Your instructions:
Check each line of the listing for the word "individuals" and give only the number of lines that have it.

Data items
⁂

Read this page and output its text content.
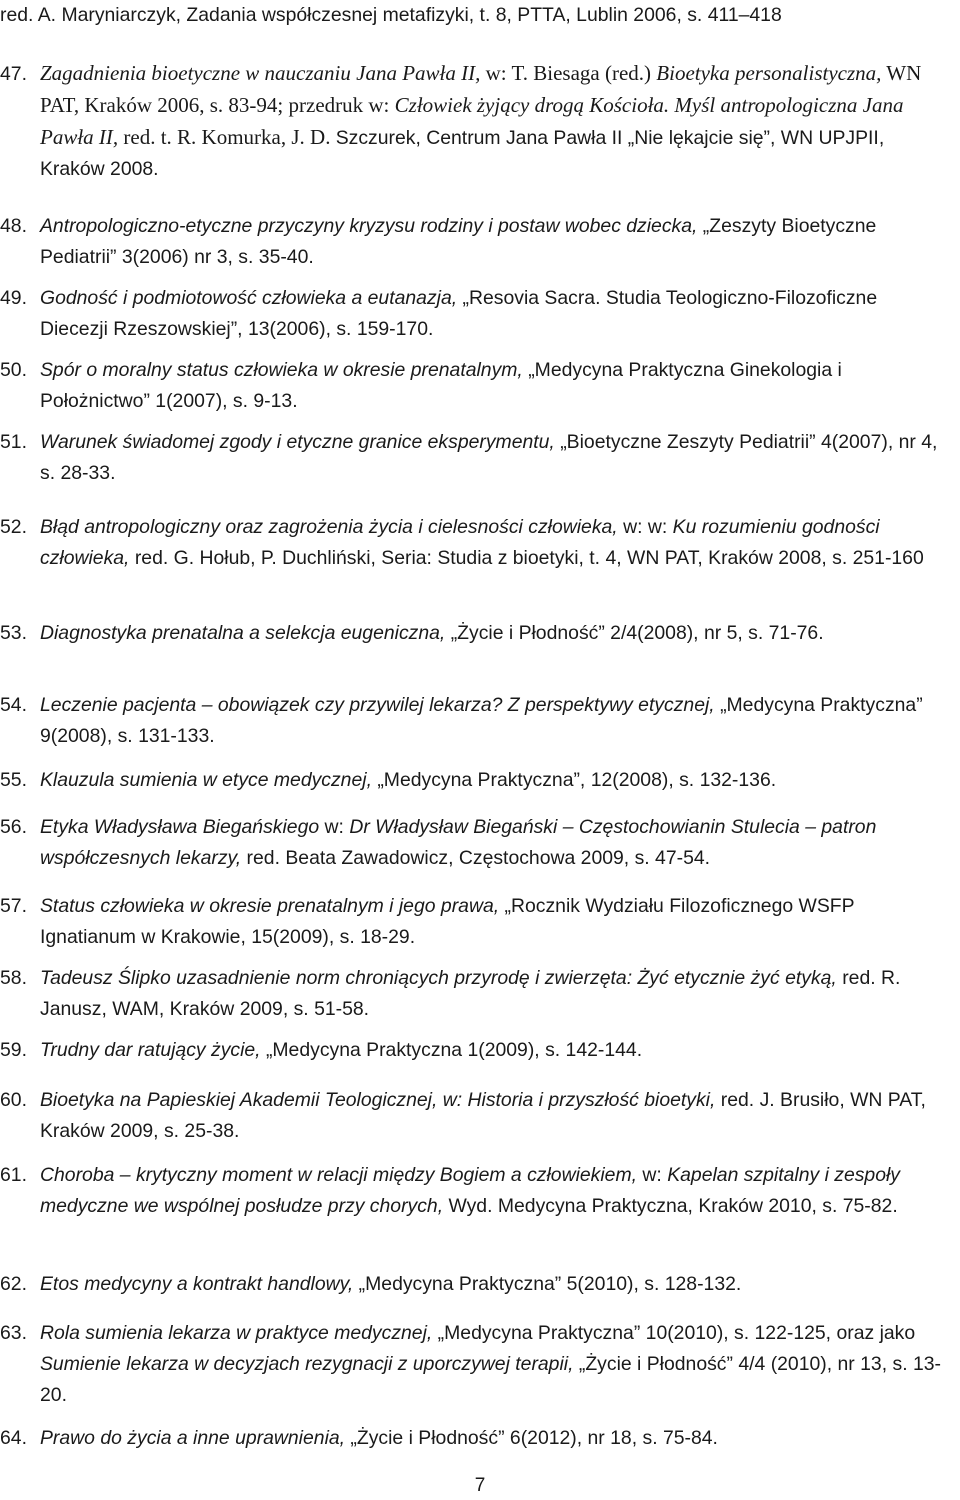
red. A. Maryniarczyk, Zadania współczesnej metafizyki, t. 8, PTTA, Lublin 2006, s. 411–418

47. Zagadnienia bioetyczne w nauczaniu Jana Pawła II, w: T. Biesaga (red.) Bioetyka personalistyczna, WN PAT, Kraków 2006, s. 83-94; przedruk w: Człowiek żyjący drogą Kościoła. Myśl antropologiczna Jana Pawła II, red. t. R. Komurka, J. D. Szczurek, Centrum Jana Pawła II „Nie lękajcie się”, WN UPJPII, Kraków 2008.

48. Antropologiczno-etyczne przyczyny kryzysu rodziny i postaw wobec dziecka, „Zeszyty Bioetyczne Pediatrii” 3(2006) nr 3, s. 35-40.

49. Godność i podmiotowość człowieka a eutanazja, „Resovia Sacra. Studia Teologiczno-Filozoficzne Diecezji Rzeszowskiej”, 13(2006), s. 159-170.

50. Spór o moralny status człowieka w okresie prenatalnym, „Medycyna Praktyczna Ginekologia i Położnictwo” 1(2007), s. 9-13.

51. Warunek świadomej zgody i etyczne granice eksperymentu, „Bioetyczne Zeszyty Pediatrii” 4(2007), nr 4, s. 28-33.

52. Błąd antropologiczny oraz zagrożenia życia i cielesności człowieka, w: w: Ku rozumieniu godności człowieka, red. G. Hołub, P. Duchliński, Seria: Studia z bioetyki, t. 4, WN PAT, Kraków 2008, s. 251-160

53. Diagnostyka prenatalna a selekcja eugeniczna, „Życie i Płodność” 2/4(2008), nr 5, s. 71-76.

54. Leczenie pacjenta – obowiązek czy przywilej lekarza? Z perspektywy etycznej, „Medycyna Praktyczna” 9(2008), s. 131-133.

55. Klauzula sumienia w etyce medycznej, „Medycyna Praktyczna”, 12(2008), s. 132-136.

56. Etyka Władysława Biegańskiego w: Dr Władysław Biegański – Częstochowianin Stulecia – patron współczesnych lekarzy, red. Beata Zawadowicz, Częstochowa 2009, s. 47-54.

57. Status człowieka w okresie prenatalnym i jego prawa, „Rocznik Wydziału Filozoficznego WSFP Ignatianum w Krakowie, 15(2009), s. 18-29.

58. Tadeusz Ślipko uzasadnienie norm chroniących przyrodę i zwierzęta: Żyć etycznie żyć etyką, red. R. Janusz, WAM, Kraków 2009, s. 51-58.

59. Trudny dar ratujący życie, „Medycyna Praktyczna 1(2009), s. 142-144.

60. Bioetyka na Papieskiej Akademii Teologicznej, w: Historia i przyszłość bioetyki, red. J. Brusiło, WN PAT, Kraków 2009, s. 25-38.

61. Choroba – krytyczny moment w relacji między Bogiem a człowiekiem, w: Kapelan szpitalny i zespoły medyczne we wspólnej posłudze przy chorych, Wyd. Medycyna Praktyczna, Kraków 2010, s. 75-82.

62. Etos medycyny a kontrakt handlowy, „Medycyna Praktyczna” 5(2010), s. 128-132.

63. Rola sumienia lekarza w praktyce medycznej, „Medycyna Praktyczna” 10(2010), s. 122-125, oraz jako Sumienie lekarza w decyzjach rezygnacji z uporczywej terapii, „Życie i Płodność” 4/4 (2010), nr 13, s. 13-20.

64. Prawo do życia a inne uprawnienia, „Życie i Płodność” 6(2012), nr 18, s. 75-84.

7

⁂

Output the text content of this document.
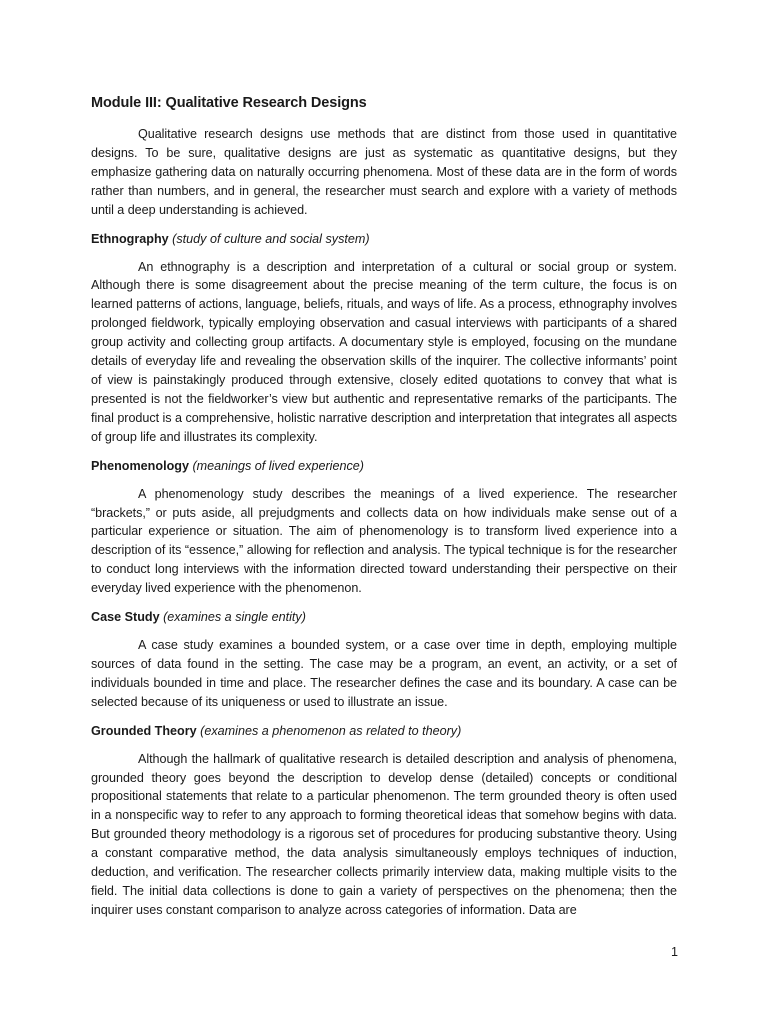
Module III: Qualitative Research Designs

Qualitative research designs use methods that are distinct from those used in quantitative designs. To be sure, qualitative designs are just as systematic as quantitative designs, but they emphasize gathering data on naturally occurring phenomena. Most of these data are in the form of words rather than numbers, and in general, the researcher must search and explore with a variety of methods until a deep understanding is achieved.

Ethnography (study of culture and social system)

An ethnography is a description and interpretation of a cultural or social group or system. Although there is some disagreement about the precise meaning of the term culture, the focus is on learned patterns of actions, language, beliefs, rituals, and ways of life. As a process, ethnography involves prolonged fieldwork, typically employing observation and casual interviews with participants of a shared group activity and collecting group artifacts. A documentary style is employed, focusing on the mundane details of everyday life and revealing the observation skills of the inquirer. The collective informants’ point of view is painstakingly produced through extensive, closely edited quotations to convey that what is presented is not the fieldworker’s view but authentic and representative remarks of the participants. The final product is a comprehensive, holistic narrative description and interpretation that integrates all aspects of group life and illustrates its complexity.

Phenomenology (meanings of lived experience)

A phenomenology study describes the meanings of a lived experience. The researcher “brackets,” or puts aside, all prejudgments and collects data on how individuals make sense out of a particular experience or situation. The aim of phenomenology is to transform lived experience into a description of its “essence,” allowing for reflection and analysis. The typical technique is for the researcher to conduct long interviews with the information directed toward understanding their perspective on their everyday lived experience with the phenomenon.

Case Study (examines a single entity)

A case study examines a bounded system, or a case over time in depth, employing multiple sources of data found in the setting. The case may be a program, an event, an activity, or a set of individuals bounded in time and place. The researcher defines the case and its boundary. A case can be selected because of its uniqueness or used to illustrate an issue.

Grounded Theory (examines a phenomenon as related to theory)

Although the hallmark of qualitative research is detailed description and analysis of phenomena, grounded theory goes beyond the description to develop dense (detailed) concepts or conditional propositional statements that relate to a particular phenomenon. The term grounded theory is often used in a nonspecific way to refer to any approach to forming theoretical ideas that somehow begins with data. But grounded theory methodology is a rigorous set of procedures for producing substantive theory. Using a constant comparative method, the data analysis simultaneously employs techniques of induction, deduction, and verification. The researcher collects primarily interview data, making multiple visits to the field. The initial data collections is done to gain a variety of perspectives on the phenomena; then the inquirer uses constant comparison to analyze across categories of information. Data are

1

⁂

Exercise solution:
2